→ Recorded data
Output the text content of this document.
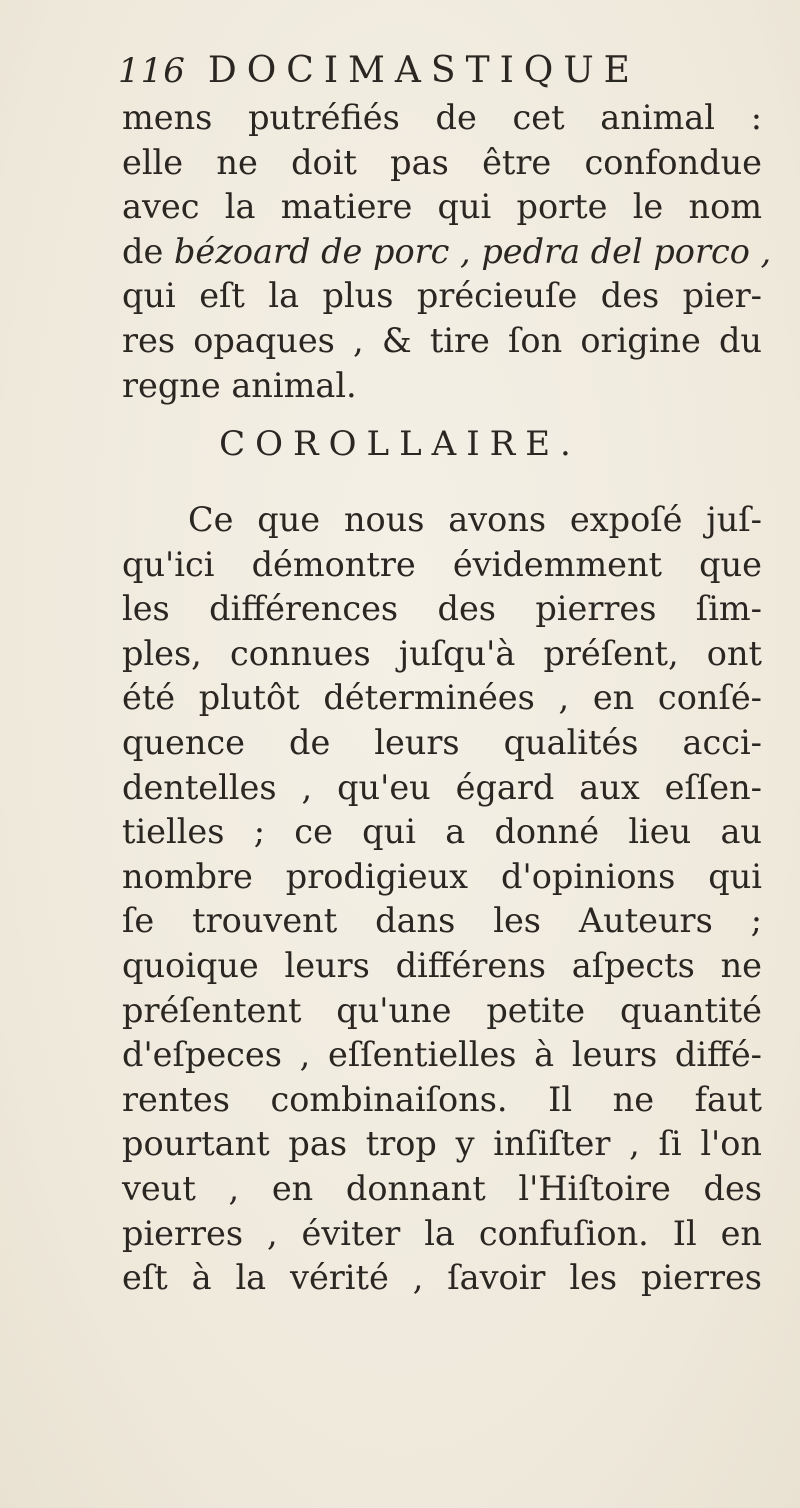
116 DOCIMASTIQUE
mens putréfiés de cet animal :
elle ne doit pas être confondue
avec la matiere qui porte le nom
de bézoard de porc , pedra del porco ,
qui eſt la plus précieuſe des pier-
res opaques , & tire ſon origine du
regne animal.
COROLLAIRE.
Ce que nous avons expoſé juſ-
qu'ici démontre évidemment que
les différences des pierres ſim-
ples, connues juſqu'à préſent, ont
été plutôt déterminées , en conſé-
quence de leurs qualités acci-
dentelles , qu'eu égard aux eſſen-
tielles ; ce qui a donné lieu au
nombre prodigieux d'opinions qui
ſe trouvent dans les Auteurs ;
quoique leurs différens aſpects ne
préſentent qu'une petite quantité
d'eſpeces , eſſentielles à leurs diffé-
rentes combinaiſons. Il ne faut
pourtant pas trop y inſiſter , ſi l'on
veut , en donnant l'Hiſtoire des
pierres , éviter la confuſion. Il en
eſt à la vérité , ſavoir les pierres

→ STATED GOAL
Copy every record above exactly, leaving out any pictures.

→ IN RESPONSE
Output the text content of this document.
116 DOCIMASTIQUE
mens putréfiés de cet animal :
elle ne doit pas être confondue
avec la matiere qui porte le nom
de bézoard de porc , pedra del porco ,
qui eſt la plus précieuſe des pier-
res opaques , & tire ſon origine du
regne animal.
COROLLAIRE.
Ce que nous avons expoſé juſ-
qu'ici démontre évidemment que
les différences des pierres ſim-
ples, connues juſqu'à préſent, ont
été plutôt déterminées , en conſé-
quence de leurs qualités acci-
dentelles , qu'eu égard aux eſſen-
tielles ; ce qui a donné lieu au
nombre prodigieux d'opinions qui
ſe trouvent dans les Auteurs ;
quoique leurs différens aſpects ne
préſentent qu'une petite quantité
d'eſpeces , eſſentielles à leurs diffé-
rentes combinaiſons. Il ne faut
pourtant pas trop y inſiſter , ſi l'on
veut , en donnant l'Hiſtoire des
pierres , éviter la confuſion. Il en
eſt à la vérité , ſavoir les pierres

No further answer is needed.